[A block of data]
☆ ☆ ☆ ☆
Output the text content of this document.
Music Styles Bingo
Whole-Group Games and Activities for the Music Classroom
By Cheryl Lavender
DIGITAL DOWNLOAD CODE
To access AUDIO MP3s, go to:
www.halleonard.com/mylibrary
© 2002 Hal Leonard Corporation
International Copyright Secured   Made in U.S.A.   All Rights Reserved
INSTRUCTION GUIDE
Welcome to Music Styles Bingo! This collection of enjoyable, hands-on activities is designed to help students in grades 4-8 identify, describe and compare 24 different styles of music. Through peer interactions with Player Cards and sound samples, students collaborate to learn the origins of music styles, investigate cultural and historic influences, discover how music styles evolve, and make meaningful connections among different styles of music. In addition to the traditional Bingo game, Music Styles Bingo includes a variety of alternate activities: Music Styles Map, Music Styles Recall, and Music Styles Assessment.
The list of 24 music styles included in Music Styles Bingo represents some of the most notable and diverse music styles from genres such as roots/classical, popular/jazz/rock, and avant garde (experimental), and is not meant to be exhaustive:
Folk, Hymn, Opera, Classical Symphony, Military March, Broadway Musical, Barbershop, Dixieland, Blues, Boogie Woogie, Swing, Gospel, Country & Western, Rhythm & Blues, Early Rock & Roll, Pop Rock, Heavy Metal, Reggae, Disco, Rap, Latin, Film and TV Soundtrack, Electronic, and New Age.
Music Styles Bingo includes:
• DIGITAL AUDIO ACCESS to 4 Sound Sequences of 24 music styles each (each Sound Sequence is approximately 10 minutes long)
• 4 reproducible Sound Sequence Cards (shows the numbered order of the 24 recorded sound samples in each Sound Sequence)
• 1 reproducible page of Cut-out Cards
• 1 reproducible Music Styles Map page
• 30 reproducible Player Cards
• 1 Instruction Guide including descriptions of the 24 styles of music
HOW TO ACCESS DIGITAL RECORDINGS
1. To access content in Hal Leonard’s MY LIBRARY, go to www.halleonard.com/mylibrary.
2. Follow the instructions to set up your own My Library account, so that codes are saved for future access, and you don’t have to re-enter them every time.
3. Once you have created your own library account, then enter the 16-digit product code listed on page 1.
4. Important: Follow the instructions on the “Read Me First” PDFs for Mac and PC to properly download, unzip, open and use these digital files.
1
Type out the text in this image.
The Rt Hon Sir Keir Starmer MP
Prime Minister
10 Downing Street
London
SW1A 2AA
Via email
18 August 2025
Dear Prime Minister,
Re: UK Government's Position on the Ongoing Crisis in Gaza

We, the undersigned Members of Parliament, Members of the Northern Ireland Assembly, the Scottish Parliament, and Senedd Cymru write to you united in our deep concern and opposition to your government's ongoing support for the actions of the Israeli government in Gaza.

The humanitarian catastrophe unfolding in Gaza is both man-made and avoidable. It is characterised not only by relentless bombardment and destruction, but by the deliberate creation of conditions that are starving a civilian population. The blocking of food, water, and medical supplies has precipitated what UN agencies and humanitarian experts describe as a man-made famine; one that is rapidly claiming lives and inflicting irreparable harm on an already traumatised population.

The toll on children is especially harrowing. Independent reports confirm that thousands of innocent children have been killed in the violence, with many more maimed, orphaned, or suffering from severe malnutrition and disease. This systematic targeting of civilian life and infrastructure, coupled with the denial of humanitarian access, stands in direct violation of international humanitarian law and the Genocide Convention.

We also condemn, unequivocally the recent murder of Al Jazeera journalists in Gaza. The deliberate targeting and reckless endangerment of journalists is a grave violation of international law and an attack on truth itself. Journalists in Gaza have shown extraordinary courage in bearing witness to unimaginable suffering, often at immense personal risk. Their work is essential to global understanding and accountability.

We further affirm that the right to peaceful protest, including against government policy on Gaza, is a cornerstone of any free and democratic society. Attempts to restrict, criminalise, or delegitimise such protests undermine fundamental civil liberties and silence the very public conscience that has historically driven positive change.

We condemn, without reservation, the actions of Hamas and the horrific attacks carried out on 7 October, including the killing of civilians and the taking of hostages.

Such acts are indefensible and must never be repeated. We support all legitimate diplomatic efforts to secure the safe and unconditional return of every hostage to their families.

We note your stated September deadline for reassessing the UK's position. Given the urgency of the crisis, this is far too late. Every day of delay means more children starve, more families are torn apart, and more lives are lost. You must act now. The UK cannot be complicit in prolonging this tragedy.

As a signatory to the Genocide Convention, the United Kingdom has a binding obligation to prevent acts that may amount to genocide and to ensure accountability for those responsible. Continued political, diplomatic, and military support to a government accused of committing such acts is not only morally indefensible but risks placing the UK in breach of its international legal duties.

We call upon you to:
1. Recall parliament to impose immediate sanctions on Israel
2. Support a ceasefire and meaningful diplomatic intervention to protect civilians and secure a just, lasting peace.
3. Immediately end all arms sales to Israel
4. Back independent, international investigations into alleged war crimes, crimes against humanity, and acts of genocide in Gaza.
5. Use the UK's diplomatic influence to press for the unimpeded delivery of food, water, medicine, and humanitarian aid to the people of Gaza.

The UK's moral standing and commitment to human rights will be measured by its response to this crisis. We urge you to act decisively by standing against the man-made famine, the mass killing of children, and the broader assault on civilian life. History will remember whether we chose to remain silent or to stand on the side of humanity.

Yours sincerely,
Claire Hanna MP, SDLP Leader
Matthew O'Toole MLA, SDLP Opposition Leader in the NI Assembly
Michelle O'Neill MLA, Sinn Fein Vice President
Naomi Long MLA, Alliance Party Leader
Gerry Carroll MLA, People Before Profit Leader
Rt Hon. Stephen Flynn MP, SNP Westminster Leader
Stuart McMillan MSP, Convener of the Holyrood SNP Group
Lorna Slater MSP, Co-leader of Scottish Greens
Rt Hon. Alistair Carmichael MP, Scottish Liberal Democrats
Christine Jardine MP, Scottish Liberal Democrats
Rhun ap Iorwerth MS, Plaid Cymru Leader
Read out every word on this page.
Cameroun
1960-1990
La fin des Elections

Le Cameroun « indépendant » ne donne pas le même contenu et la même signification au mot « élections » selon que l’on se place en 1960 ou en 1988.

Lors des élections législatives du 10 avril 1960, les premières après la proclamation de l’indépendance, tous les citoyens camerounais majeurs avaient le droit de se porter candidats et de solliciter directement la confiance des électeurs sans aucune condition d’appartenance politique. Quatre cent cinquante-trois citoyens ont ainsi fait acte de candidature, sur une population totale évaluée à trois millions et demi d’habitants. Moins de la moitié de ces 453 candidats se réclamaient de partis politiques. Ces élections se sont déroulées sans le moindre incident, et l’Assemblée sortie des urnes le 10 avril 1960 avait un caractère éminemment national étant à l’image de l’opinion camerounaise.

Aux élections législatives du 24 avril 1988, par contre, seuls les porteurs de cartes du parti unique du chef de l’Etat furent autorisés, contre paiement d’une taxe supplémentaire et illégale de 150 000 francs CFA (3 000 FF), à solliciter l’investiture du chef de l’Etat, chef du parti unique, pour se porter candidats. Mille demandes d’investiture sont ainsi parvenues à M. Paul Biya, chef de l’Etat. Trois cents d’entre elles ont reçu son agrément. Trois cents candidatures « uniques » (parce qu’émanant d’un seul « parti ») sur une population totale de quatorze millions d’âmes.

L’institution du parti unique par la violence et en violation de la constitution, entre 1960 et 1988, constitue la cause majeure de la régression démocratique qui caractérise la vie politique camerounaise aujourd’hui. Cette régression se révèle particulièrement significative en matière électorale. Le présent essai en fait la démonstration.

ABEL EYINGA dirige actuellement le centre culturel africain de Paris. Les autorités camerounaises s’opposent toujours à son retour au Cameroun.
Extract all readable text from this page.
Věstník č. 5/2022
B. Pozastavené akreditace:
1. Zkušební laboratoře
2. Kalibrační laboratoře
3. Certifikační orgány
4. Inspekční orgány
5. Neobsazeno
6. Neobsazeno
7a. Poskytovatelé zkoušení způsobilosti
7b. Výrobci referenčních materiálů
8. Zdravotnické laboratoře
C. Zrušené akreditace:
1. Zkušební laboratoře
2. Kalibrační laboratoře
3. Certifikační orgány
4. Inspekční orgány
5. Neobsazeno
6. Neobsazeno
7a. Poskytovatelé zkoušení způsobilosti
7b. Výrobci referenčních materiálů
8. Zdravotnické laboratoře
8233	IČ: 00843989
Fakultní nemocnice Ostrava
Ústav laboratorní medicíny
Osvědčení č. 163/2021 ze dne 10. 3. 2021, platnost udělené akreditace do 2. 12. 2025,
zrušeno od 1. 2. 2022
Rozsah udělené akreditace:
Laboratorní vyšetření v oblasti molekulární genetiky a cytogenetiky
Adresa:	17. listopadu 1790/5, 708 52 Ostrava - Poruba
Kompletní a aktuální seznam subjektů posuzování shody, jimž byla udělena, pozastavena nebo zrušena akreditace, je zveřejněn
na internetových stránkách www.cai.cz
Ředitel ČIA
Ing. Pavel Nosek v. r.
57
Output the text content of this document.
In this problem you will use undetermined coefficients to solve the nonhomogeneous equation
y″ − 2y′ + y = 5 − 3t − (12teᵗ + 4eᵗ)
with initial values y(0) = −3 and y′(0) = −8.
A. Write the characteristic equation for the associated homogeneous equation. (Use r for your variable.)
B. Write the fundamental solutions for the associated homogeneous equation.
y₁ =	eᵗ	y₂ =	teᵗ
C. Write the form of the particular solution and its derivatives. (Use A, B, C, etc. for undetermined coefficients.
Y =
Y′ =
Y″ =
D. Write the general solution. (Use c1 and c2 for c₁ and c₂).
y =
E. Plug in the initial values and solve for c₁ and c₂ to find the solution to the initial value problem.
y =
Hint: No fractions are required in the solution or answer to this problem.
☆ ☆ ☆ ☆
- WORK REQUIRED -
Review the material and copy each line in which the word "fundamental" appears.

- SOLUTION -
We further affirm that the right to peaceful protest, including against government policy on Gaza, is a cornerstone of any free and democratic society. Attempts to restrict, criminalise, or delegitimise such protests undermine fundamental civil liberties and silence the very public conscience that has historically driven positive change.
B. Write the fundamental solutions for the associated homogeneous equation.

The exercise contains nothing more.